# START OF Records to use

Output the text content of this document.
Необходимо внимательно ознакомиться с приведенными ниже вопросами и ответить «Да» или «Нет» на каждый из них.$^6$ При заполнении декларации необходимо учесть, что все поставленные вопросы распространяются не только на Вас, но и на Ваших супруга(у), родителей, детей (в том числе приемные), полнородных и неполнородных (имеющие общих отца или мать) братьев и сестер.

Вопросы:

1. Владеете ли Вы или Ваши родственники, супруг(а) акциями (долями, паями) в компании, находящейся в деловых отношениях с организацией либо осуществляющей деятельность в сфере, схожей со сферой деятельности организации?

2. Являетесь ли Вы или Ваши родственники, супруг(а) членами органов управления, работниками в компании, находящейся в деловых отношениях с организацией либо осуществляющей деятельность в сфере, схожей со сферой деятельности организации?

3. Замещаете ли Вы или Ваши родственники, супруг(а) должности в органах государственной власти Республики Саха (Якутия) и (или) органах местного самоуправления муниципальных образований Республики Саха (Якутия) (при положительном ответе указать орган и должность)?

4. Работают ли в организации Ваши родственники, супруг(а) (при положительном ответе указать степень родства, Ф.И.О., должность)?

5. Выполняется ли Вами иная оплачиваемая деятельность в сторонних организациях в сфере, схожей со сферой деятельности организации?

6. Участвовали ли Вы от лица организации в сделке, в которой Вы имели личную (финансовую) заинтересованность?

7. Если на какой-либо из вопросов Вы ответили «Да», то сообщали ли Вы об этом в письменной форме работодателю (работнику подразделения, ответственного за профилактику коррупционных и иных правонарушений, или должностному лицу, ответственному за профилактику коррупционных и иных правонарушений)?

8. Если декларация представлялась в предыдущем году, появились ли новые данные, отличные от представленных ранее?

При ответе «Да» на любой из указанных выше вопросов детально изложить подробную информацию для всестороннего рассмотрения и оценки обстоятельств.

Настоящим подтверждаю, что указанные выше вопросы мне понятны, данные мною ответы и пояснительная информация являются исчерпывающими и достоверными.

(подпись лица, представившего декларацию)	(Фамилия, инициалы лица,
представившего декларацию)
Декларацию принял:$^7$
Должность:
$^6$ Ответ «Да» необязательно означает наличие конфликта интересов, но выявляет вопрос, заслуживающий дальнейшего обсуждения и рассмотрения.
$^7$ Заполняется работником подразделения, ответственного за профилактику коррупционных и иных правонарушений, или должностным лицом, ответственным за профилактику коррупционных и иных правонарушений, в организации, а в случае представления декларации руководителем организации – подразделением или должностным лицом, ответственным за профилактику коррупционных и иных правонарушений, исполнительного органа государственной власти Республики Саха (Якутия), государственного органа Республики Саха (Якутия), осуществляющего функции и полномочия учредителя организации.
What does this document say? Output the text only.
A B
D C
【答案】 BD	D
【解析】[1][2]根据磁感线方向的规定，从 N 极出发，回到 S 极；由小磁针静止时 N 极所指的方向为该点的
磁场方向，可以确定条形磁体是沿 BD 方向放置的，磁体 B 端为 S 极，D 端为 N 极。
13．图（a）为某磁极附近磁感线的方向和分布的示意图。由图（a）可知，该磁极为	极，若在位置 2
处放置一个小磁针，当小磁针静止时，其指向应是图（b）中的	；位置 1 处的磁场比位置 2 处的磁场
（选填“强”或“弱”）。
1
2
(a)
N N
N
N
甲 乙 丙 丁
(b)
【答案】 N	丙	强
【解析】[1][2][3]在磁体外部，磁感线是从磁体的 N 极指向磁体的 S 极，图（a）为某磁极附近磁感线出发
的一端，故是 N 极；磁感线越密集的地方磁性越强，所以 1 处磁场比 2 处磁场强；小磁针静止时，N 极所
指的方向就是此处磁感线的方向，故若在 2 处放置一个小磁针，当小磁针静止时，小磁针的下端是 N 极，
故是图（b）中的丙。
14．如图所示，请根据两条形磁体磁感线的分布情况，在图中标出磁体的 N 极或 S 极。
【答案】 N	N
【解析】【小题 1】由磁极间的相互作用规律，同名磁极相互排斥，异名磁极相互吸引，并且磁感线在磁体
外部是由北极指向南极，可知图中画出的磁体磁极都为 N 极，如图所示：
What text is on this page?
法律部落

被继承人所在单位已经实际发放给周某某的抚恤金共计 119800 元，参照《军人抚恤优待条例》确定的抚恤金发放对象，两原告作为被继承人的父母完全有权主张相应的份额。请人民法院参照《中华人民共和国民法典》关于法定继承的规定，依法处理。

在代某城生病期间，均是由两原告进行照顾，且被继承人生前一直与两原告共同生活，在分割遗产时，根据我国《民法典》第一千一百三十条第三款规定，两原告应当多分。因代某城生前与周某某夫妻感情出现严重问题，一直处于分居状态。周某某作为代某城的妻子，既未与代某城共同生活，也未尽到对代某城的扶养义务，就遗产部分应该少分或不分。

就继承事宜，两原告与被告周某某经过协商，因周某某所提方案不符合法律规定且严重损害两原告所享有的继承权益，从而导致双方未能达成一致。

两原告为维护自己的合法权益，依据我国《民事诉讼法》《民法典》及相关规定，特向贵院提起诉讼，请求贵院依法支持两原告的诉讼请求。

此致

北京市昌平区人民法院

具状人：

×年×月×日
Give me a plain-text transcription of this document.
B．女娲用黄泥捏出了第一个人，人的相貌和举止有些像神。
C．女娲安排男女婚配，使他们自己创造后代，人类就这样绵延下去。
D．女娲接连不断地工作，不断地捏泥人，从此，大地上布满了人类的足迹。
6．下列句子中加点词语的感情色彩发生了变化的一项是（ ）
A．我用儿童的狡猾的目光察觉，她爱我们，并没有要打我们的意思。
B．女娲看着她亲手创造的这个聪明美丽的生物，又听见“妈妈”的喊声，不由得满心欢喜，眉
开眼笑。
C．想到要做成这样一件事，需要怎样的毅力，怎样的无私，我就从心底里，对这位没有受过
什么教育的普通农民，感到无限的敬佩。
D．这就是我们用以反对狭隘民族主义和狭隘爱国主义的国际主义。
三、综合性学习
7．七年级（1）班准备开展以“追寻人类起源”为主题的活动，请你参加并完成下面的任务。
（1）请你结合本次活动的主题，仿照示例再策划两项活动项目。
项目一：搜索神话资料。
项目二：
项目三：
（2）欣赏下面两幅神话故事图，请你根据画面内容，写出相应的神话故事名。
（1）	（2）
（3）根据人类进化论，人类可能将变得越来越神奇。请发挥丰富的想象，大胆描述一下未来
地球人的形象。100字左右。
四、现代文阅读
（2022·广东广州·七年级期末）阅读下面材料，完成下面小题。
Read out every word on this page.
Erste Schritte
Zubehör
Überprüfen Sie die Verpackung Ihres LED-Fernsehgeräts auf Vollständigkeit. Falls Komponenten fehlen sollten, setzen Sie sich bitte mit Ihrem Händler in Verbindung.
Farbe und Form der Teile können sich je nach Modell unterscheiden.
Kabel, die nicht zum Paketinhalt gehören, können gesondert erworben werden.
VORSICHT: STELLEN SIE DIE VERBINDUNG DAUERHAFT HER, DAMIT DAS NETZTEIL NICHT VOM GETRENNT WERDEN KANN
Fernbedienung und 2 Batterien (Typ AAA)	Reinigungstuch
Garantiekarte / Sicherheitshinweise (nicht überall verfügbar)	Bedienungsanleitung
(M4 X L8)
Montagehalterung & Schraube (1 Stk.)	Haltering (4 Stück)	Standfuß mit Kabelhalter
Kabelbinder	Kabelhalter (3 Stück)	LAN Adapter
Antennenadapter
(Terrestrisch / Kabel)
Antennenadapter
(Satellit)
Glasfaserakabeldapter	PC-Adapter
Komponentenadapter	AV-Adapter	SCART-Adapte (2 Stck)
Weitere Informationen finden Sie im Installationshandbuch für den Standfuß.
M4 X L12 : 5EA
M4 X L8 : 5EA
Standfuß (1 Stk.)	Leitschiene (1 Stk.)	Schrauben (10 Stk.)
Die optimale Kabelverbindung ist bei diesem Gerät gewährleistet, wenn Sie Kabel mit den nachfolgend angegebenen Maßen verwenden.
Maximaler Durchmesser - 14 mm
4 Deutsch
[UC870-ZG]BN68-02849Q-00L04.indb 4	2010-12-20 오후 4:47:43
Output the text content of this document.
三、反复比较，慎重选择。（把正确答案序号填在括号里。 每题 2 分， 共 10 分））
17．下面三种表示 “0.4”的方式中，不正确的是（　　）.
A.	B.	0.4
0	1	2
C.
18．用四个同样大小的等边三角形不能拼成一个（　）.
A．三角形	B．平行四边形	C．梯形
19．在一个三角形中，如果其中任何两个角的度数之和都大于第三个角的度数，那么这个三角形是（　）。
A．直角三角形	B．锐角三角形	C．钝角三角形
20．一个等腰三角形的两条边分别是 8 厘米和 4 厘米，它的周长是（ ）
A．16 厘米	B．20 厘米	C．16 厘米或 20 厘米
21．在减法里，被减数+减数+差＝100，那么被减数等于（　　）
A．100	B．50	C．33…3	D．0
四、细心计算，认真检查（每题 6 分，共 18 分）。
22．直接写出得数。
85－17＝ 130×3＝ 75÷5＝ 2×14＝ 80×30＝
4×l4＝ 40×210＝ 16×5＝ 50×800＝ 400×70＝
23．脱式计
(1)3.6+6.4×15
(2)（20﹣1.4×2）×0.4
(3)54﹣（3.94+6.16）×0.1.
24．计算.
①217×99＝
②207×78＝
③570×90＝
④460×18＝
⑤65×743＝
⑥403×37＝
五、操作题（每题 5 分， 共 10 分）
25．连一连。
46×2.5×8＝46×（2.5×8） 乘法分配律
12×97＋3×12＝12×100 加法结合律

# END OF Records to use

Written problem
Find all the lines containing "осуществляющей" in the material, then copy them.

The reply
1. Владеете ли Вы или Ваши родственники, супруг(а) акциями (долями, паями) в компании, находящейся в деловых отношениях с организацией либо осуществляющей деятельность в сфере, схожей со сферой деятельности организации?
2. Являетесь ли Вы или Ваши родственники, супруг(а) членами органов управления, работниками в компании, находящейся в деловых отношениях с организацией либо осуществляющей деятельность в сфере, схожей со сферой деятельности организации?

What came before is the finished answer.